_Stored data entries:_
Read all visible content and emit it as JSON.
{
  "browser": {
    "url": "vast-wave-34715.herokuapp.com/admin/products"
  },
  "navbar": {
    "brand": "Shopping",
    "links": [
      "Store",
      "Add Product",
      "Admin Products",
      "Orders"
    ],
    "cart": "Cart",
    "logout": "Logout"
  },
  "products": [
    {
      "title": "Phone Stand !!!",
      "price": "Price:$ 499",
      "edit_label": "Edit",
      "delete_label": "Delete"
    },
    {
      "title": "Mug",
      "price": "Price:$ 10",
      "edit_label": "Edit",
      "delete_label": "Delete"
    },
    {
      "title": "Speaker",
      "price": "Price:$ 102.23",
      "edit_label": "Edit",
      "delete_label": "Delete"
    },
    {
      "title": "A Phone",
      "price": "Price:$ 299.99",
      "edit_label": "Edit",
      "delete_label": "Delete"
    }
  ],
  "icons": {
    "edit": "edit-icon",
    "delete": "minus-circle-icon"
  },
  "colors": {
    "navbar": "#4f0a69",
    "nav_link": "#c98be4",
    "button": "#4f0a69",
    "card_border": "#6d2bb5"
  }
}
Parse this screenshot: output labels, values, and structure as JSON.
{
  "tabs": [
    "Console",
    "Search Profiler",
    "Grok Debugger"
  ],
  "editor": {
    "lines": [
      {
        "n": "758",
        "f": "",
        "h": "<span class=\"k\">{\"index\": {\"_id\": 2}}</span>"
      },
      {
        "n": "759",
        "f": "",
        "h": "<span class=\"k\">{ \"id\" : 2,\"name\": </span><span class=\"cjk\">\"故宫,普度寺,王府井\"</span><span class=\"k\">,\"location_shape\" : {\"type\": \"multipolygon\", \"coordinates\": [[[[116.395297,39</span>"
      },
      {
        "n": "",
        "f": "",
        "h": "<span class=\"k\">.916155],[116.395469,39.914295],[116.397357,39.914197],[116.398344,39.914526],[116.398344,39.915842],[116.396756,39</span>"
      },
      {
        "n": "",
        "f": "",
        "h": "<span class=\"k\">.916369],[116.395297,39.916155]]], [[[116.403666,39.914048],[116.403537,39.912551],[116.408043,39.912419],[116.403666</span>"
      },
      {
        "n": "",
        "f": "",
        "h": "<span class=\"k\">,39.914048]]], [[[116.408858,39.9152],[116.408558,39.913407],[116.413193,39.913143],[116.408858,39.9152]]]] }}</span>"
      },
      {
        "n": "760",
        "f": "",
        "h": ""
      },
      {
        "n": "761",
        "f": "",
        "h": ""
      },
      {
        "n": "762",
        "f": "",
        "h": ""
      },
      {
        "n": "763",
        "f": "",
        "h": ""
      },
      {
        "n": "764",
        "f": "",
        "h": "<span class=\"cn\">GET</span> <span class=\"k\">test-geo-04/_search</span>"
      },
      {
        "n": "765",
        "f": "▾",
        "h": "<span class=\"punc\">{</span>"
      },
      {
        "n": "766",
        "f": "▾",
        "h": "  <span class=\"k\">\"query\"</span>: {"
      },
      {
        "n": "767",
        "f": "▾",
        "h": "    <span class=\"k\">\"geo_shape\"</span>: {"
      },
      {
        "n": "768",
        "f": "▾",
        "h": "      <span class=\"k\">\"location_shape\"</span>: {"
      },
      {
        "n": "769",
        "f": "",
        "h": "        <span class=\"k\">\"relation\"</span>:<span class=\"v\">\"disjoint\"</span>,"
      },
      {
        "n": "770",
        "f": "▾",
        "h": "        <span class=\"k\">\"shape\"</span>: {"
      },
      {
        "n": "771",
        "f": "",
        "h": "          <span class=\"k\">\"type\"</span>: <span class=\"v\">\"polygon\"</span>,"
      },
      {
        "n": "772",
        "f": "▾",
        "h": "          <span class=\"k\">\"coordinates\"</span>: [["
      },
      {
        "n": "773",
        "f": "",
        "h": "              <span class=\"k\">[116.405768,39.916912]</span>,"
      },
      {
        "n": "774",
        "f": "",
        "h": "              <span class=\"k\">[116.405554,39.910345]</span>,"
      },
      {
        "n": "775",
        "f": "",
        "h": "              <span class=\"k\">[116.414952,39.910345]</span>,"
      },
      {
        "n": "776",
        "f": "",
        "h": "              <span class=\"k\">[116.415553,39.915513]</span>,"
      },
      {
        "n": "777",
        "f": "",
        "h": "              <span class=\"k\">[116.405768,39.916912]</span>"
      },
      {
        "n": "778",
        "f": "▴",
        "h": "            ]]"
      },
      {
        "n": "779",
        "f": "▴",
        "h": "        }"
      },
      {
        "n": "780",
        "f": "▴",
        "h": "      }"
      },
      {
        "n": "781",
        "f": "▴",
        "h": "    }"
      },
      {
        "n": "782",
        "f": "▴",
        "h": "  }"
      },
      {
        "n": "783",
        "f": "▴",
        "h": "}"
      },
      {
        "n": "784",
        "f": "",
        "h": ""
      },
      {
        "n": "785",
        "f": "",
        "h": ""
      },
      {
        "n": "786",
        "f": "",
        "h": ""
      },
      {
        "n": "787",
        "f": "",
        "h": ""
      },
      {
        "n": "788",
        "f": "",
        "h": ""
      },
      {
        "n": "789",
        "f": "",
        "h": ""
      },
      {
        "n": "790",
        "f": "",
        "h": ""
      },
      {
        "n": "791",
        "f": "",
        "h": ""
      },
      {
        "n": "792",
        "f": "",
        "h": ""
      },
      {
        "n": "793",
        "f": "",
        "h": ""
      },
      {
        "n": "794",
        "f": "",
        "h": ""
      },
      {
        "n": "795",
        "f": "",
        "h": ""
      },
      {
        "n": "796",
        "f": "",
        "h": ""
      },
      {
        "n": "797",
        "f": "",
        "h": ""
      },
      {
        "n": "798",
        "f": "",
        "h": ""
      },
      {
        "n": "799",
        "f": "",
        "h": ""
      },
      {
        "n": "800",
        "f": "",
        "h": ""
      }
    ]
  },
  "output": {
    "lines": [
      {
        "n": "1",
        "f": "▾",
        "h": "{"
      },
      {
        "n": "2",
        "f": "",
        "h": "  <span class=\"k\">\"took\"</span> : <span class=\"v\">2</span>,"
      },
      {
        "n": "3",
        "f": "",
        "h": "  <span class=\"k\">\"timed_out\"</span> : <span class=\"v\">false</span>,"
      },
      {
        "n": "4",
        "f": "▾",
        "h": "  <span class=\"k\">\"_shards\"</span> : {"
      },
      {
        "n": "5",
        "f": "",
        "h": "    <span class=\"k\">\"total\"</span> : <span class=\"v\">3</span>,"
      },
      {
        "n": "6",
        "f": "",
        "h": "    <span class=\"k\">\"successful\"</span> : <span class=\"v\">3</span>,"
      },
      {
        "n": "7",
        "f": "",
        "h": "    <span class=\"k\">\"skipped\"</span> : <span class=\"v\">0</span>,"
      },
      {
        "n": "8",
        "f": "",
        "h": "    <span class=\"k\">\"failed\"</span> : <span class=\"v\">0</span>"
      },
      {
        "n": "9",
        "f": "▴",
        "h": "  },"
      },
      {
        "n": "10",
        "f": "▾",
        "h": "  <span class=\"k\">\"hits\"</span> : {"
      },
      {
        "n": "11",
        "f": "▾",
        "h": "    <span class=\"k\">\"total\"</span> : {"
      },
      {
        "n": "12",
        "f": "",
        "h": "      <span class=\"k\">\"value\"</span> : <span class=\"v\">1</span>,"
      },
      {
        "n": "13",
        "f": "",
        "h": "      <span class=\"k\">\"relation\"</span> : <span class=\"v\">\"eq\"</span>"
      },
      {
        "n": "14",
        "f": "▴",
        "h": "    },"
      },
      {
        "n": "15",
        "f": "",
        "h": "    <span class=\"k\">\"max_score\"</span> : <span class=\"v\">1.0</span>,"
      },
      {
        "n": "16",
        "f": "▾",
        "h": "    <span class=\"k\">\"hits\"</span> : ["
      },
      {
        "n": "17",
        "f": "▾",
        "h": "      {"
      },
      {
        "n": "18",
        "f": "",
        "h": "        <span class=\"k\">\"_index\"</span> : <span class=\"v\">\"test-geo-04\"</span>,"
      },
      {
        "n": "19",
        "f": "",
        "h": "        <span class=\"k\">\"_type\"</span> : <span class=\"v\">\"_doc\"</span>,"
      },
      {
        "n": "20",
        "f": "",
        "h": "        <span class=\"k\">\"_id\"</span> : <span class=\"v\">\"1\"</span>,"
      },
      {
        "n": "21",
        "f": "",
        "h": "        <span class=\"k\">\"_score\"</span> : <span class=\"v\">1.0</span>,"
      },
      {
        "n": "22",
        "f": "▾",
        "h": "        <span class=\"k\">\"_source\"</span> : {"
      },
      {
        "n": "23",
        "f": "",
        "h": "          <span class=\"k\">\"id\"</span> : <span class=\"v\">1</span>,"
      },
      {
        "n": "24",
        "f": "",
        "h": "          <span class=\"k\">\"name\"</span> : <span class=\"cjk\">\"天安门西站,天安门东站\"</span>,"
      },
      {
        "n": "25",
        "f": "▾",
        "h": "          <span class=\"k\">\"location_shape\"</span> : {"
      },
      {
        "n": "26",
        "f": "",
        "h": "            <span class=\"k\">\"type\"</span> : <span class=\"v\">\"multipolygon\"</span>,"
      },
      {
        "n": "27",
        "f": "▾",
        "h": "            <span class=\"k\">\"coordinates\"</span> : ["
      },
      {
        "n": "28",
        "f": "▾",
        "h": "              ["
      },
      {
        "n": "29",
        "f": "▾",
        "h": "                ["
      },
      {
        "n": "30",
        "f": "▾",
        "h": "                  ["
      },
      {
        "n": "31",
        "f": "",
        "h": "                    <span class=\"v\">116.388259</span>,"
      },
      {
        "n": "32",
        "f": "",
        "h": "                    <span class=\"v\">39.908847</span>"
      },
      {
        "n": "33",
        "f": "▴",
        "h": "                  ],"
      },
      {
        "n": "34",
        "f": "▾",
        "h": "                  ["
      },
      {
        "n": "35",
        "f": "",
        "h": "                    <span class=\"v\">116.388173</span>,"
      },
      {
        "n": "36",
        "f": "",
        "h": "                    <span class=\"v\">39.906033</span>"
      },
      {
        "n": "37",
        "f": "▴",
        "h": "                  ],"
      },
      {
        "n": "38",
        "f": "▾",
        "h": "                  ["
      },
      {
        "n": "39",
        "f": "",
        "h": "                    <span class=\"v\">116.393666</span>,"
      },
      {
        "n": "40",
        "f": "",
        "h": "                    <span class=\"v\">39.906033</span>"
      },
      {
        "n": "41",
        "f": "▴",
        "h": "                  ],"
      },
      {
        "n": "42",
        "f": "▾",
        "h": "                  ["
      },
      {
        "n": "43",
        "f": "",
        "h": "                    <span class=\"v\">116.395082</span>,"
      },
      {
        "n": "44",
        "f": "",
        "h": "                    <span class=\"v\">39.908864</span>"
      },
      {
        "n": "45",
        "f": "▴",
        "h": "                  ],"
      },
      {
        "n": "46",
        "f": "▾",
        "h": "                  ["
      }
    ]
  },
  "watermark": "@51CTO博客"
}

_Requirement:_ Report how many lines in the data include the word "multipolygon", and give nothing but the count.

_Full answer:_ 2